The exercise:
Restate each entry word for word, leaving nothing out.

Source records:

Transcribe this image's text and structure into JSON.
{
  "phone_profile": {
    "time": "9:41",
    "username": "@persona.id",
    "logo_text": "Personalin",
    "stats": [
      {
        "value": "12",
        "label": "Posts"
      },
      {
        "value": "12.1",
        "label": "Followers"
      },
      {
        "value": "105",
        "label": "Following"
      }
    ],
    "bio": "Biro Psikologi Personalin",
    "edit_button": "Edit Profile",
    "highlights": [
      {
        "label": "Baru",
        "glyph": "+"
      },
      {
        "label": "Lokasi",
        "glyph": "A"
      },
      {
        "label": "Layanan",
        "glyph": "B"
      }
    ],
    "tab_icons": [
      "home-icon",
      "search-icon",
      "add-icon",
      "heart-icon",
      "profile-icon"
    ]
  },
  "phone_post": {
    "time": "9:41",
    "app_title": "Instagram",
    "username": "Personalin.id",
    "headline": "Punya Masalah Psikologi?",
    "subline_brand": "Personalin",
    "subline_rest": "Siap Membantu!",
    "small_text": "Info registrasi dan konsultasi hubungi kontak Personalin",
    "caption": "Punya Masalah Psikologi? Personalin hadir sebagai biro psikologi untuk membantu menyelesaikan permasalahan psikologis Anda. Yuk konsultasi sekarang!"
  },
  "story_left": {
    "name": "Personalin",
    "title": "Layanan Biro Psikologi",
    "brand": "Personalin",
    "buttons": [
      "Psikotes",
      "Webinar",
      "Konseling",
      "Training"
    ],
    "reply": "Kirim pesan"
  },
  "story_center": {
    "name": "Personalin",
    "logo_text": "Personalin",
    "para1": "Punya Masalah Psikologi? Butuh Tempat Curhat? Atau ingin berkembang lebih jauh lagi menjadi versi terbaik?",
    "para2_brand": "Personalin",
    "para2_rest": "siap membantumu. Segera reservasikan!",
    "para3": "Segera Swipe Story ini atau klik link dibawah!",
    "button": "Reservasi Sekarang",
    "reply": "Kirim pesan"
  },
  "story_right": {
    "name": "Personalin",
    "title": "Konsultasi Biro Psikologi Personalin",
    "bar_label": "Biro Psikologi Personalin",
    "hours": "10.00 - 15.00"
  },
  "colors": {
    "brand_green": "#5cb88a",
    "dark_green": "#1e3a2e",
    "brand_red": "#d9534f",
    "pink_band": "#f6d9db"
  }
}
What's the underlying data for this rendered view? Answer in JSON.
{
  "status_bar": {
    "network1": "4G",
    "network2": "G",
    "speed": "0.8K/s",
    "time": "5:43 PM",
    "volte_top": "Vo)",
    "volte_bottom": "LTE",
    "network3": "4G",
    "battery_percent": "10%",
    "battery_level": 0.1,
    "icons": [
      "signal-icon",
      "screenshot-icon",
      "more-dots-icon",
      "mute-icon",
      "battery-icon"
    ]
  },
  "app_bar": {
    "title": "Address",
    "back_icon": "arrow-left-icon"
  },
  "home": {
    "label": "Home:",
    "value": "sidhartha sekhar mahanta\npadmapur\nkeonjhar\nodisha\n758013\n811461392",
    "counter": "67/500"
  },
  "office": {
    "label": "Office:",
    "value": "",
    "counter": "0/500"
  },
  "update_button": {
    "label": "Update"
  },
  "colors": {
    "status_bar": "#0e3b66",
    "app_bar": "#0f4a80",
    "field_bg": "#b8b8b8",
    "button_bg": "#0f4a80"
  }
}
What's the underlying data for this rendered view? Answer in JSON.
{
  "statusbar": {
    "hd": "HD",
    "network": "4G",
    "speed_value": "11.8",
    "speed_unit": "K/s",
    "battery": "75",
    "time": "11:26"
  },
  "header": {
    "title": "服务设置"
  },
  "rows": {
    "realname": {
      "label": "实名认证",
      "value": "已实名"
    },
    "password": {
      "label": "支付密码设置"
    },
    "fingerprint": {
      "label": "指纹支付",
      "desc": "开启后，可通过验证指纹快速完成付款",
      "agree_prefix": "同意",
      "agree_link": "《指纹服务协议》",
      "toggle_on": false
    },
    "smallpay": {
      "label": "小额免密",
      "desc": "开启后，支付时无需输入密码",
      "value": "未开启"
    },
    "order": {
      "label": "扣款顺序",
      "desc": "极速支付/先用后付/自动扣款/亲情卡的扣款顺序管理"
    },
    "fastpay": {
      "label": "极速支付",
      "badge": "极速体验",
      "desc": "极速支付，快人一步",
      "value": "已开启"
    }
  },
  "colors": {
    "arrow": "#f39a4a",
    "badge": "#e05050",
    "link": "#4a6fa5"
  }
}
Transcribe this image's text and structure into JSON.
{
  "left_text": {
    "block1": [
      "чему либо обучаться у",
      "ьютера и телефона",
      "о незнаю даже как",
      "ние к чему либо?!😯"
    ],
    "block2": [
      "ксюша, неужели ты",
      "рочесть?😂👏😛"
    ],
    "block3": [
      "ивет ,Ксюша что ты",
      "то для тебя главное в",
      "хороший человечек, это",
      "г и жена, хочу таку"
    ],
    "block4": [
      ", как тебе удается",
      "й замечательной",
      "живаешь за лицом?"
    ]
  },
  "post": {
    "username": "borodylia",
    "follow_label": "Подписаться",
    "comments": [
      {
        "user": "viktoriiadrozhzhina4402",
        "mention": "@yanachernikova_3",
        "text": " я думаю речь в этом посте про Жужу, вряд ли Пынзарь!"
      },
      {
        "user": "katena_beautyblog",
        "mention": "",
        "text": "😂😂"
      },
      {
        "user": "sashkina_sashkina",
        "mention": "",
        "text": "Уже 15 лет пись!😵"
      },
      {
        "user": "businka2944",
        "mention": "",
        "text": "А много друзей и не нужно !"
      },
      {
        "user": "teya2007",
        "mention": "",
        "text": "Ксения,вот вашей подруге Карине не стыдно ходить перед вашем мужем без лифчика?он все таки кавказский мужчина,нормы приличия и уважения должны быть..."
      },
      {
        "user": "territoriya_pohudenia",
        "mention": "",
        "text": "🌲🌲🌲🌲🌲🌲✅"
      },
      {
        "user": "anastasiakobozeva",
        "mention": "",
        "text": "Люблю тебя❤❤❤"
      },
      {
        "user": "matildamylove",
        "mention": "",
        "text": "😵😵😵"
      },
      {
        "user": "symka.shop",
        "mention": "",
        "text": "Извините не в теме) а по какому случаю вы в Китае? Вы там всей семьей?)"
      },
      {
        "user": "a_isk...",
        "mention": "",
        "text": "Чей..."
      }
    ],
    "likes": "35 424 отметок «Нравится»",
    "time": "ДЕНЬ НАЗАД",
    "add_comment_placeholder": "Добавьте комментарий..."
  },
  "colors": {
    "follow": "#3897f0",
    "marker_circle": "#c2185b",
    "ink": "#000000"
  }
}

Answer to the problem:
Transcribe this image's text and structure into JSON.
{
  "phone_profile": {
    "time": "9:41",
    "username": "@persona.id",
    "logo_text": "Personalin",
    "stats": [
      {
        "value": "12",
        "label": "Posts"
      },
      {
        "value": "12.1",
        "label": "Followers"
      },
      {
        "value": "105",
        "label": "Following"
      }
    ],
    "bio": "Biro Psikologi Personalin",
    "edit_button": "Edit Profile",
    "highlights": [
      {
        "label": "Baru",
        "glyph": "+"
      },
      {
        "label": "Lokasi",
        "glyph": "A"
      },
      {
        "label": "Layanan",
        "glyph": "B"
      }
    ],
    "tab_icons": [
      "home-icon",
      "search-icon",
      "add-icon",
      "heart-icon",
      "profile-icon"
    ]
  },
  "phone_post": {
    "time": "9:41",
    "app_title": "Instagram",
    "username": "Personalin.id",
    "headline": "Punya Masalah Psikologi?",
    "subline_brand": "Personalin",
    "subline_rest": "Siap Membantu!",
    "small_text": "Info registrasi dan konsultasi hubungi kontak Personalin",
    "caption": "Punya Masalah Psikologi? Personalin hadir sebagai biro psikologi untuk membantu menyelesaikan permasalahan psikologis Anda. Yuk konsultasi sekarang!"
  },
  "story_left": {
    "name": "Personalin",
    "title": "Layanan Biro Psikologi",
    "brand": "Personalin",
    "buttons": [
      "Psikotes",
      "Webinar",
      "Konseling",
      "Training"
    ],
    "reply": "Kirim pesan"
  },
  "story_center": {
    "name": "Personalin",
    "logo_text": "Personalin",
    "para1": "Punya Masalah Psikologi? Butuh Tempat Curhat? Atau ingin berkembang lebih jauh lagi menjadi versi terbaik?",
    "para2_brand": "Personalin",
    "para2_rest": "siap membantumu. Segera reservasikan!",
    "para3": "Segera Swipe Story ini atau klik link dibawah!",
    "button": "Reservasi Sekarang",
    "reply": "Kirim pesan"
  },
  "story_right": {
    "name": "Personalin",
    "title": "Konsultasi Biro Psikologi Personalin",
    "bar_label": "Biro Psikologi Personalin",
    "hours": "10.00 - 15.00"
  },
  "colors": {
    "brand_green": "#5cb88a",
    "dark_green": "#1e3a2e",
    "brand_red": "#d9534f",
    "pink_band": "#f6d9db"
  }
}
What's the underlying data for this rendered view? Answer in JSON.
{
  "status_bar": {
    "network1": "4G",
    "network2": "G",
    "speed": "0.8K/s",
    "time": "5:43 PM",
    "volte_top": "Vo)",
    "volte_bottom": "LTE",
    "network3": "4G",
    "battery_percent": "10%",
    "battery_level": 0.1,
    "icons": [
      "signal-icon",
      "screenshot-icon",
      "more-dots-icon",
      "mute-icon",
      "battery-icon"
    ]
  },
  "app_bar": {
    "title": "Address",
    "back_icon": "arrow-left-icon"
  },
  "home": {
    "label": "Home:",
    "value": "sidhartha sekhar mahanta\npadmapur\nkeonjhar\nodisha\n758013\n811461392",
    "counter": "67/500"
  },
  "office": {
    "label": "Office:",
    "value": "",
    "counter": "0/500"
  },
  "update_button": {
    "label": "Update"
  },
  "colors": {
    "status_bar": "#0e3b66",
    "app_bar": "#0f4a80",
    "field_bg": "#b8b8b8",
    "button_bg": "#0f4a80"
  }
}
What's the underlying data for this rendered view? Answer in JSON.
{
  "statusbar": {
    "hd": "HD",
    "network": "4G",
    "speed_value": "11.8",
    "speed_unit": "K/s",
    "battery": "75",
    "time": "11:26"
  },
  "header": {
    "title": "服务设置"
  },
  "rows": {
    "realname": {
      "label": "实名认证",
      "value": "已实名"
    },
    "password": {
      "label": "支付密码设置"
    },
    "fingerprint": {
      "label": "指纹支付",
      "desc": "开启后，可通过验证指纹快速完成付款",
      "agree_prefix": "同意",
      "agree_link": "《指纹服务协议》",
      "toggle_on": false
    },
    "smallpay": {
      "label": "小额免密",
      "desc": "开启后，支付时无需输入密码",
      "value": "未开启"
    },
    "order": {
      "label": "扣款顺序",
      "desc": "极速支付/先用后付/自动扣款/亲情卡的扣款顺序管理"
    },
    "fastpay": {
      "label": "极速支付",
      "badge": "极速体验",
      "desc": "极速支付，快人一步",
      "value": "已开启"
    }
  },
  "colors": {
    "arrow": "#f39a4a",
    "badge": "#e05050",
    "link": "#4a6fa5"
  }
}
Transcribe this image's text and structure into JSON.
{
  "left_text": {
    "block1": [
      "чему либо обучаться у",
      "ьютера и телефона",
      "о незнаю даже как",
      "ние к чему либо?!😯"
    ],
    "block2": [
      "ксюша, неужели ты",
      "рочесть?😂👏😛"
    ],
    "block3": [
      "ивет ,Ксюша что ты",
      "то для тебя главное в",
      "хороший человечек, это",
      "г и жена, хочу таку"
    ],
    "block4": [
      ", как тебе удается",
      "й замечательной",
      "живаешь за лицом?"
    ]
  },
  "post": {
    "username": "borodylia",
    "follow_label": "Подписаться",
    "comments": [
      {
        "user": "viktoriiadrozhzhina4402",
        "mention": "@yanachernikova_3",
        "text": " я думаю речь в этом посте про Жужу, вряд ли Пынзарь!"
      },
      {
        "user": "katena_beautyblog",
        "mention": "",
        "text": "😂😂"
      },
      {
        "user": "sashkina_sashkina",
        "mention": "",
        "text": "Уже 15 лет пись!😵"
      },
      {
        "user": "businka2944",
        "mention": "",
        "text": "А много друзей и не нужно !"
      },
      {
        "user": "teya2007",
        "mention": "",
        "text": "Ксения,вот вашей подруге Карине не стыдно ходить перед вашем мужем без лифчика?он все таки кавказский мужчина,нормы приличия и уважения должны быть..."
      },
      {
        "user": "territoriya_pohudenia",
        "mention": "",
        "text": "🌲🌲🌲🌲🌲🌲✅"
      },
      {
        "user": "anastasiakobozeva",
        "mention": "",
        "text": "Люблю тебя❤❤❤"
      },
      {
        "user": "matildamylove",
        "mention": "",
        "text": "😵😵😵"
      },
      {
        "user": "symka.shop",
        "mention": "",
        "text": "Извините не в теме) а по какому случаю вы в Китае? Вы там всей семьей?)"
      },
      {
        "user": "a_isk...",
        "mention": "",
        "text": "Чей..."
      }
    ],
    "likes": "35 424 отметок «Нравится»",
    "time": "ДЕНЬ НАЗАД",
    "add_comment_placeholder": "Добавьте комментарий..."
  },
  "colors": {
    "follow": "#3897f0",
    "marker_circle": "#c2185b",
    "ink": "#000000"
  }
}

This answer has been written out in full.